§ Written problem: Identify all lines in the listing that include the word "size", and copy them out.

§ Information supplied:
◇ ◇ ◇ ◇ ◇ ◇ ◇
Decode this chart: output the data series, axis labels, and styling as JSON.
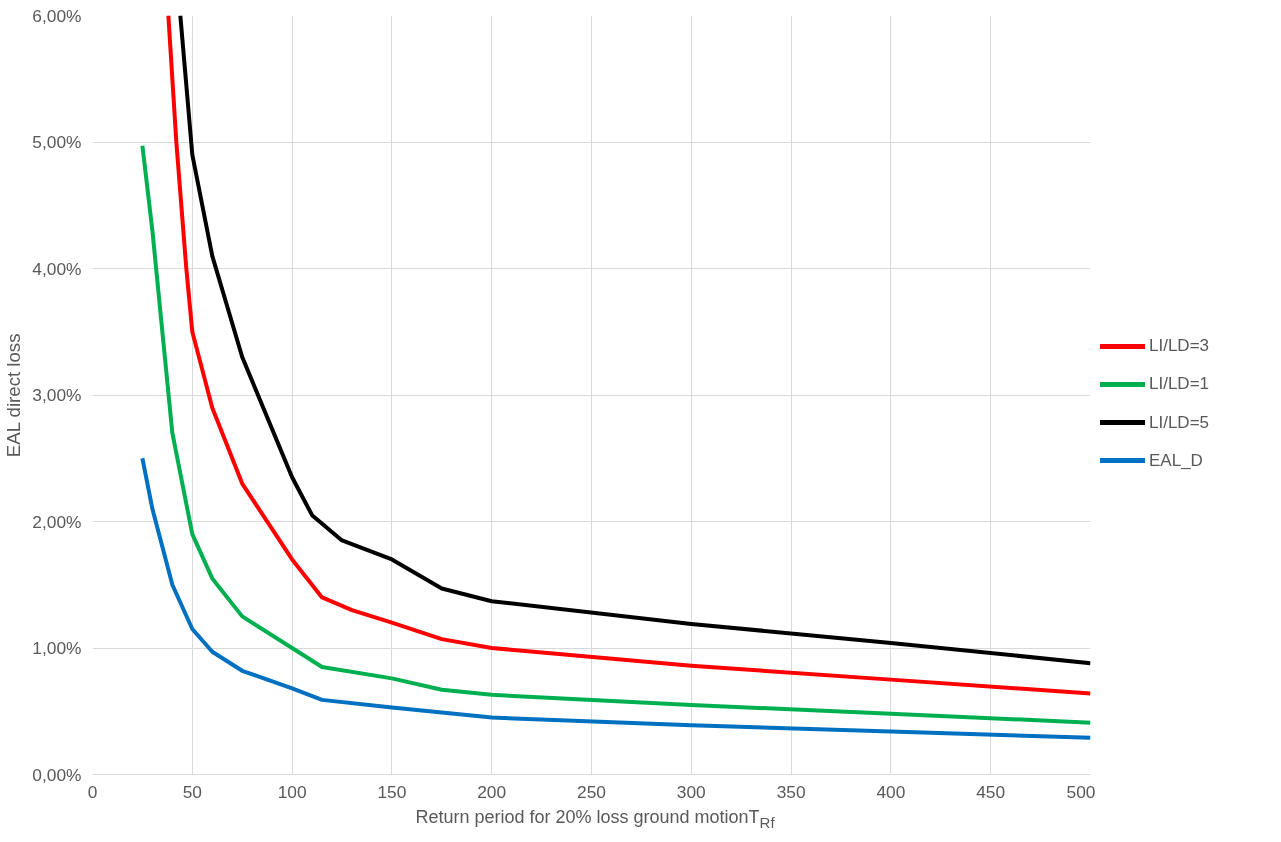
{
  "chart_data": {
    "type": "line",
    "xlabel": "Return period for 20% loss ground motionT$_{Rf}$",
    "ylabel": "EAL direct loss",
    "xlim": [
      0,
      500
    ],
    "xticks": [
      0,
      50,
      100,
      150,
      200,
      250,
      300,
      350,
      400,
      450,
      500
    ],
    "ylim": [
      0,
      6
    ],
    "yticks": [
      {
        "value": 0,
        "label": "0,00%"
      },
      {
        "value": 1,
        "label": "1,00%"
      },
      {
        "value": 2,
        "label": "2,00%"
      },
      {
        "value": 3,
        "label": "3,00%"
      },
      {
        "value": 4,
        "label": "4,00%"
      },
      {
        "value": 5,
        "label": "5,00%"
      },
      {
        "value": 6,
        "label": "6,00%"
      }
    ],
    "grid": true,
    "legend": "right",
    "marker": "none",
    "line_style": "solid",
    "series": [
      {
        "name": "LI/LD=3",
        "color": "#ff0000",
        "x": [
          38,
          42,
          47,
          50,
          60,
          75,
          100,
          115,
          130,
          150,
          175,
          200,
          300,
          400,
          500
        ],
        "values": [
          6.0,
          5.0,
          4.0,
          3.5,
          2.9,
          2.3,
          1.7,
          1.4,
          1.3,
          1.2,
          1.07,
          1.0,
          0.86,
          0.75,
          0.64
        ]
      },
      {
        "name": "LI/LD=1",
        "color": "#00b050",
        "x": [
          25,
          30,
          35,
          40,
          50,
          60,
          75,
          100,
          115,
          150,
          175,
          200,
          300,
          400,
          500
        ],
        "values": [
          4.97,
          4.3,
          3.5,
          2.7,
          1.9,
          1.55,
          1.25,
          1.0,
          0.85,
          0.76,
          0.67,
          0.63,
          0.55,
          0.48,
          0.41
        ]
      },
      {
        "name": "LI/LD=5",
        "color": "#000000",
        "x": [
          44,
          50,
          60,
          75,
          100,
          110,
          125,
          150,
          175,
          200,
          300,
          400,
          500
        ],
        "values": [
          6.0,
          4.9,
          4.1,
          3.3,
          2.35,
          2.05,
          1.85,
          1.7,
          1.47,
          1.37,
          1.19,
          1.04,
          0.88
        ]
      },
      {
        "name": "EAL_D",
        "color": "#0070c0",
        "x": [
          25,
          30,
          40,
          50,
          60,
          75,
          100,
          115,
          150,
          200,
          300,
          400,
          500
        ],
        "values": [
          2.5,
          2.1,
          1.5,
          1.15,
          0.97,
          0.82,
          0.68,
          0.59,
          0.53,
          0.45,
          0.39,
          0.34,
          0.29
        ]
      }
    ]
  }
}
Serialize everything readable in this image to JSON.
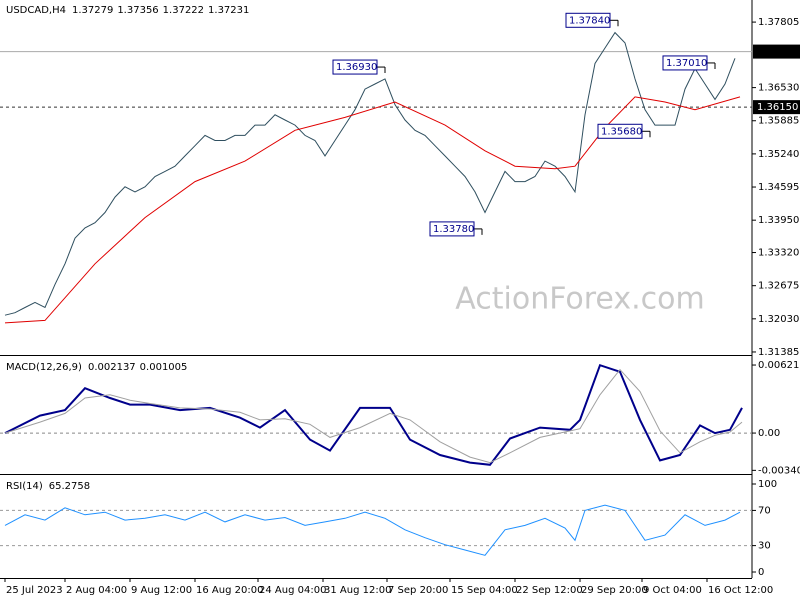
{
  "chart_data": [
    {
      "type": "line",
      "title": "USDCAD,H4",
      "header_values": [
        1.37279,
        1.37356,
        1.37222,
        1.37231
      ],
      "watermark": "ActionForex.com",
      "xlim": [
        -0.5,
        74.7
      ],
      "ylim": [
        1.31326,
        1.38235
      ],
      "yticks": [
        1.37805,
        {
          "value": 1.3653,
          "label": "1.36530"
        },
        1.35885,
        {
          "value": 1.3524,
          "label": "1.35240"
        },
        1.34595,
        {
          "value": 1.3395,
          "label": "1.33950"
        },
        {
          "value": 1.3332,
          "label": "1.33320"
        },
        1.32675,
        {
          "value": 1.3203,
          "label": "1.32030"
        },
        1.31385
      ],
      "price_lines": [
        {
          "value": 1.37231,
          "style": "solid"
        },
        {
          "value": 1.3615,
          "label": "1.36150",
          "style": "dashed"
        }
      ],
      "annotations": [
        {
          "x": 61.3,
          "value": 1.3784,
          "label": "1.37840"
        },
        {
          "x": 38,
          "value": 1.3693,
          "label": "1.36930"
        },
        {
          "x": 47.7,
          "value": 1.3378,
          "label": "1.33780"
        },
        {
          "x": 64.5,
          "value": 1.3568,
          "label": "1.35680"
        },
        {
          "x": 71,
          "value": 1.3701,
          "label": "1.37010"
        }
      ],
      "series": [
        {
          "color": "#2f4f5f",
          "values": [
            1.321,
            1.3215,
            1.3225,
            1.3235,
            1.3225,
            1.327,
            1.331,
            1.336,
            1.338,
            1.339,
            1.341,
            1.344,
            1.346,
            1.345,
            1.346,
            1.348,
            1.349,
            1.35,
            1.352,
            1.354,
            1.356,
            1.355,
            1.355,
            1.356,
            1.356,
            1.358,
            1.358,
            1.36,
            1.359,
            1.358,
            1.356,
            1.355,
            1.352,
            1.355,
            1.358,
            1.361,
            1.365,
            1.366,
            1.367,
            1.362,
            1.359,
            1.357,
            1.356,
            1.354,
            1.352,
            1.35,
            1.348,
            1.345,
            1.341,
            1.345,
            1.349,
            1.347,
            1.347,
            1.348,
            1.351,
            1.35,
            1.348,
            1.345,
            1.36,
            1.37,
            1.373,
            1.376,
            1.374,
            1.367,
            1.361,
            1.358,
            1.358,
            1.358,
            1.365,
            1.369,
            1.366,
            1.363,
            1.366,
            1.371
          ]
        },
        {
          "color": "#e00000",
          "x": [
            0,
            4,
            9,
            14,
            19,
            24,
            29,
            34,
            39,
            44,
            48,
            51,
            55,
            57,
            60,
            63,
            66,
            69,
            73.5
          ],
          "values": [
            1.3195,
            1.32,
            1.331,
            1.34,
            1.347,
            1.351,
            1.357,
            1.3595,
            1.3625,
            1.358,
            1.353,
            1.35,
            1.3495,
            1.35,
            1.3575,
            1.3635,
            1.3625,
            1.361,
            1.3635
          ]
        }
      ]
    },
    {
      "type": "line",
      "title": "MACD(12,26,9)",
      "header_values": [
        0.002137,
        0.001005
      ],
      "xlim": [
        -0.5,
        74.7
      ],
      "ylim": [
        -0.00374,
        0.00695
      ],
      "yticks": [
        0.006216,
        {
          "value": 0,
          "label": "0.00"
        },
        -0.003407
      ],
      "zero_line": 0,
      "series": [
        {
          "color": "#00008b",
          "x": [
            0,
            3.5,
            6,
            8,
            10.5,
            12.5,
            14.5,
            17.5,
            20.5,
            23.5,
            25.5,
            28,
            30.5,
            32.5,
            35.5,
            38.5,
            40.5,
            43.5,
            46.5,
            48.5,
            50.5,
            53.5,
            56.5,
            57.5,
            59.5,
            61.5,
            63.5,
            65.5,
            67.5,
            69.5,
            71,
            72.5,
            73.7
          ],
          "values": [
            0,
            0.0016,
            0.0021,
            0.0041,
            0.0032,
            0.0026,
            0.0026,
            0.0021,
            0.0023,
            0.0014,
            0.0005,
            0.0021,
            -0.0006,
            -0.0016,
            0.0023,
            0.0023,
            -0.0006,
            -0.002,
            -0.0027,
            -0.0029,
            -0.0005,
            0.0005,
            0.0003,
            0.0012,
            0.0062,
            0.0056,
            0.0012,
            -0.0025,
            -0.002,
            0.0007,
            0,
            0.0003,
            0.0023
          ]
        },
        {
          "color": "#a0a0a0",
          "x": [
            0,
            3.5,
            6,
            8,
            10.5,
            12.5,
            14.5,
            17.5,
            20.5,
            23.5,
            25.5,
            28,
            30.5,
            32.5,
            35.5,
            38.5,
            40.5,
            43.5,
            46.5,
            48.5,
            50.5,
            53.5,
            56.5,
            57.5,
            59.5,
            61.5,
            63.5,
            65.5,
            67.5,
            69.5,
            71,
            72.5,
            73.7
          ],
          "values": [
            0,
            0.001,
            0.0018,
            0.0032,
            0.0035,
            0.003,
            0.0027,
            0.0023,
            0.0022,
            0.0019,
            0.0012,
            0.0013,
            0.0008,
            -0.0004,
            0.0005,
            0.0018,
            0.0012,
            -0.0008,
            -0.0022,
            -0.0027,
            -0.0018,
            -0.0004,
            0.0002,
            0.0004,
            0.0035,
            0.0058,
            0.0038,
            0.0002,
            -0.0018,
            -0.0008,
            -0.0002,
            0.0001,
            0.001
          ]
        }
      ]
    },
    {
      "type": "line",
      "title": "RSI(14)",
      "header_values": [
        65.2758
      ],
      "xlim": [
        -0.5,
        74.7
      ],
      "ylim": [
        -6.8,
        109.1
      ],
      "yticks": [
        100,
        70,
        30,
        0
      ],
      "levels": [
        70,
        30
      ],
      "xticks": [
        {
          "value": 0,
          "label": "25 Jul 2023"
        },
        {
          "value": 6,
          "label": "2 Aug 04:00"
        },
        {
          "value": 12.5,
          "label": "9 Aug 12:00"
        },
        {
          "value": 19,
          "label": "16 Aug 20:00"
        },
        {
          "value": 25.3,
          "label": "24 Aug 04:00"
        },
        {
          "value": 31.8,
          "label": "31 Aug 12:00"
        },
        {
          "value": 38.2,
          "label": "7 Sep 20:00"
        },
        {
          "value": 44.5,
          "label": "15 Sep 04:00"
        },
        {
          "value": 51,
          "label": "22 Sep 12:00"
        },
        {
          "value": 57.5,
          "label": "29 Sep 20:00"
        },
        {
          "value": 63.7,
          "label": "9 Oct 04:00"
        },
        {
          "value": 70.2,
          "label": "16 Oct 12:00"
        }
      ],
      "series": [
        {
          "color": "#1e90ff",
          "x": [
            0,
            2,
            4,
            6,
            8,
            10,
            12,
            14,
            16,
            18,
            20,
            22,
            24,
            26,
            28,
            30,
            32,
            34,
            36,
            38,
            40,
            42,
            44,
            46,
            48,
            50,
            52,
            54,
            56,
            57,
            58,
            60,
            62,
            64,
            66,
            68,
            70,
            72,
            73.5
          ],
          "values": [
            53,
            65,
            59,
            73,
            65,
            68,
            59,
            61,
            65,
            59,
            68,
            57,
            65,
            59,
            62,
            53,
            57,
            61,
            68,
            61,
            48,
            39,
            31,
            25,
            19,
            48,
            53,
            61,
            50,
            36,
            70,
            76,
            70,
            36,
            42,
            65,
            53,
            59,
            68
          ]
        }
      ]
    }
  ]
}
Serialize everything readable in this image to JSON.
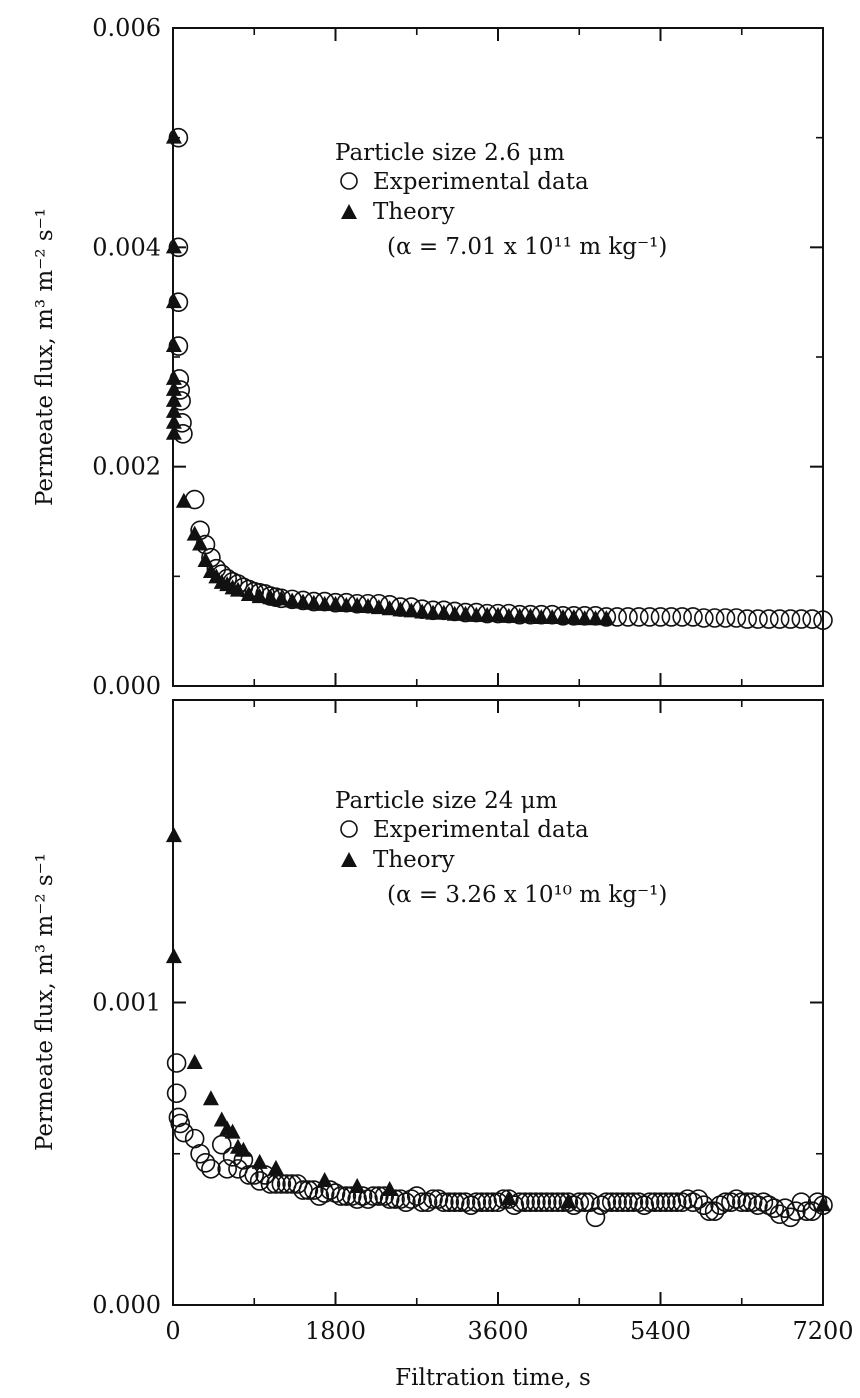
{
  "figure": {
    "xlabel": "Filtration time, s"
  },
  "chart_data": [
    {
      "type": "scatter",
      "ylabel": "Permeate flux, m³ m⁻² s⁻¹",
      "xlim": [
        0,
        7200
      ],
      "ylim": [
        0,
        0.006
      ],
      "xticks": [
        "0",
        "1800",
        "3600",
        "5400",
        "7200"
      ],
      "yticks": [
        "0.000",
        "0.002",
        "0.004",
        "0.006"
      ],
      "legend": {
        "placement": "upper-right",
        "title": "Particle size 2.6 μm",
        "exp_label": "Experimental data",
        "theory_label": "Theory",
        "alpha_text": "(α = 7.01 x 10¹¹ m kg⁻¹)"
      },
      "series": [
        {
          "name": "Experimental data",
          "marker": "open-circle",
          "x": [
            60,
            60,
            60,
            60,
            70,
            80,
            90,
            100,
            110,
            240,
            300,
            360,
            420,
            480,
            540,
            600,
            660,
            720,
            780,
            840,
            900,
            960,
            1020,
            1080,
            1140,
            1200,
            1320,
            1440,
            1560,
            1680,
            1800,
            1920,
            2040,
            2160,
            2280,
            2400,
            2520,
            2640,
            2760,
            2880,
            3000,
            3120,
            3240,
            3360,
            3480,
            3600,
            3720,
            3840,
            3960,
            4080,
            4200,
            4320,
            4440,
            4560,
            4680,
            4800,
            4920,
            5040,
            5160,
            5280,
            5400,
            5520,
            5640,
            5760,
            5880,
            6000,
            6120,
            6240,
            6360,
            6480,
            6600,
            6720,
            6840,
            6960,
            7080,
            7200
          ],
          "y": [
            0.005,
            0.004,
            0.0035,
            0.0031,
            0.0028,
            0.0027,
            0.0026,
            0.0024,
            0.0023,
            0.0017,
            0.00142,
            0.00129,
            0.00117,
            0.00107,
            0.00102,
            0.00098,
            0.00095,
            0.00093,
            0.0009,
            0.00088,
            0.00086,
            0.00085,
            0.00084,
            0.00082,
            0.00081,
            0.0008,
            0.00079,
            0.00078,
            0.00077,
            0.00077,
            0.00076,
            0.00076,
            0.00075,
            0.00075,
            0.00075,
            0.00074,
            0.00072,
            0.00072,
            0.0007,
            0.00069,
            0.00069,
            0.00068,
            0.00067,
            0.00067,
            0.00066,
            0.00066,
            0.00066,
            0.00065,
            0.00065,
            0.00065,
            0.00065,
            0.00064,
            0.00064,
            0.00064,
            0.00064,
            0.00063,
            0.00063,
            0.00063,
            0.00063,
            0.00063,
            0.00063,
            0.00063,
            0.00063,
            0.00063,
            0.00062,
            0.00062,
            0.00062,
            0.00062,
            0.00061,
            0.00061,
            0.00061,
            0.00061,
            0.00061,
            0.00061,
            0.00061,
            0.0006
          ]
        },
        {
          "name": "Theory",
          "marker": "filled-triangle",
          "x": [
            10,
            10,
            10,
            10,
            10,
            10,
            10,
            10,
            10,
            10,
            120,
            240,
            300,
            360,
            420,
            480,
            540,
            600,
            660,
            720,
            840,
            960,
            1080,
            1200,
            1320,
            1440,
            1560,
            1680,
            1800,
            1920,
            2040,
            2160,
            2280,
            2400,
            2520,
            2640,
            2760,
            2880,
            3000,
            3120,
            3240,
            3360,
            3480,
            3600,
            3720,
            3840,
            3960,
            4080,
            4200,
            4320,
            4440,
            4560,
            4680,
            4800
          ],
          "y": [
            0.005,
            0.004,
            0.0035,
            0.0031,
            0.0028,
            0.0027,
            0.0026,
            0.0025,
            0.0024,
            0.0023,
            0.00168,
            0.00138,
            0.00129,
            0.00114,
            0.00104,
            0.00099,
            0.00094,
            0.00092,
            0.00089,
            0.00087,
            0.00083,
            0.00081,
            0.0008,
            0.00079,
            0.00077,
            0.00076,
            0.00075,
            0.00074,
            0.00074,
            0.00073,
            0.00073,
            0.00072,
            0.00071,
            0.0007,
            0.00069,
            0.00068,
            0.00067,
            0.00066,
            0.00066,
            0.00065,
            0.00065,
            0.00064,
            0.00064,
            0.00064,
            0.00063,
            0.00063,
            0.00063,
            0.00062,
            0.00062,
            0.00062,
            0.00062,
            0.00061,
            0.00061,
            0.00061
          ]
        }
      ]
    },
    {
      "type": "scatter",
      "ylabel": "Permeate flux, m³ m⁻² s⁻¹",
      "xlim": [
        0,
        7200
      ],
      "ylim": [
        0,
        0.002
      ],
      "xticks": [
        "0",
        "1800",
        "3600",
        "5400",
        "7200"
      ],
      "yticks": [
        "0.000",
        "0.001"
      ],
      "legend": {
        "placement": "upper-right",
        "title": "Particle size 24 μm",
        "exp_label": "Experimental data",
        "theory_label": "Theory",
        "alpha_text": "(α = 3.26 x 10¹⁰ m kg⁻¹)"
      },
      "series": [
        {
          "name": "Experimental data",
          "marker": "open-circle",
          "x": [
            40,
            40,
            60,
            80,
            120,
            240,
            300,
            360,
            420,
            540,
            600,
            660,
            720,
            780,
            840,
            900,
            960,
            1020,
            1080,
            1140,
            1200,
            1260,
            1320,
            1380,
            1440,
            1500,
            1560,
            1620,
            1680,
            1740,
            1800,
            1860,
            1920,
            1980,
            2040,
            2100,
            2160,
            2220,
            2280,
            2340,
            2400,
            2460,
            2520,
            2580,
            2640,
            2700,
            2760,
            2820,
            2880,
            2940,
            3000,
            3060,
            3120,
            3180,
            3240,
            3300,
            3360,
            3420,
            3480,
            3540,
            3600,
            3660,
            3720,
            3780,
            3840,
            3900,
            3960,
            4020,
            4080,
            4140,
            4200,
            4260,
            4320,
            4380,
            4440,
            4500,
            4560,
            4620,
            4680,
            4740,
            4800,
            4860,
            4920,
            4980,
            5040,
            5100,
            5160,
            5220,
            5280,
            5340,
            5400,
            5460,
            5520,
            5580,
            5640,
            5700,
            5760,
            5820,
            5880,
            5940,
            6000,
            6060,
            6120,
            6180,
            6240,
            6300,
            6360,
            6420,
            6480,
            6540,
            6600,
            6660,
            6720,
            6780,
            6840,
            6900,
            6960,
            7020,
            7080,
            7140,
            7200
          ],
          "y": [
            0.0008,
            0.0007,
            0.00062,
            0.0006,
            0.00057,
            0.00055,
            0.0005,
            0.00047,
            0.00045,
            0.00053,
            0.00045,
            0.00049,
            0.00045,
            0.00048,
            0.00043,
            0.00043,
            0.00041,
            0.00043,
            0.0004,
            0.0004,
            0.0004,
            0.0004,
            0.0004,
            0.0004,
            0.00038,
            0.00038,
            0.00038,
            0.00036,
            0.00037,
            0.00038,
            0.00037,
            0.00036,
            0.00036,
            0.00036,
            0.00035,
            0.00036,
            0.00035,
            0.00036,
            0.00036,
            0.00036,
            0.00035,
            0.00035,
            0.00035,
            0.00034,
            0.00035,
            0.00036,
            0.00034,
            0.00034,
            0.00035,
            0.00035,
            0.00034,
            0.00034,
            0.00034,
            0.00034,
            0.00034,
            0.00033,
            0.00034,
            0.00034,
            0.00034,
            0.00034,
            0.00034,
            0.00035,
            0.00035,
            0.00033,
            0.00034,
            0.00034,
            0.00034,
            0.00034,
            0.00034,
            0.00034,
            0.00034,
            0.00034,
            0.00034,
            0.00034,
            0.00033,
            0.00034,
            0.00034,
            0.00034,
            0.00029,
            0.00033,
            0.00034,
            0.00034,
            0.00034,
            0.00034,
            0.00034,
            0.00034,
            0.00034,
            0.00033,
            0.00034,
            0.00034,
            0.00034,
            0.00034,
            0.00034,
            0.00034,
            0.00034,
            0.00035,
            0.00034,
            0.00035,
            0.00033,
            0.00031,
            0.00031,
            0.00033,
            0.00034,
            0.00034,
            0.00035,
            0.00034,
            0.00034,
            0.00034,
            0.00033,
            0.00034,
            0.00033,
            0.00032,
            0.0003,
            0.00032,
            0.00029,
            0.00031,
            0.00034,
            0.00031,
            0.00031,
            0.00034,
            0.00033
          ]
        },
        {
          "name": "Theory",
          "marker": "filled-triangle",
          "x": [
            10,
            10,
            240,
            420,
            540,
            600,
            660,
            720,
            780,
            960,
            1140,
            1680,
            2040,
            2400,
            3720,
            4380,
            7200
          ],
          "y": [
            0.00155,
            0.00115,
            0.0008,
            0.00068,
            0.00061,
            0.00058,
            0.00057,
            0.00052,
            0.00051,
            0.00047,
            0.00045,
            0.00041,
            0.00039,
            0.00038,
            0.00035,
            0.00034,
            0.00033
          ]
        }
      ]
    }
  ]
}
◇ ◇ ◇ ◇ ◇ ◇ ◇
§ Response to the task:
        "title": "Particle size 2.6 μm",
        "title": "Particle size 24 μm",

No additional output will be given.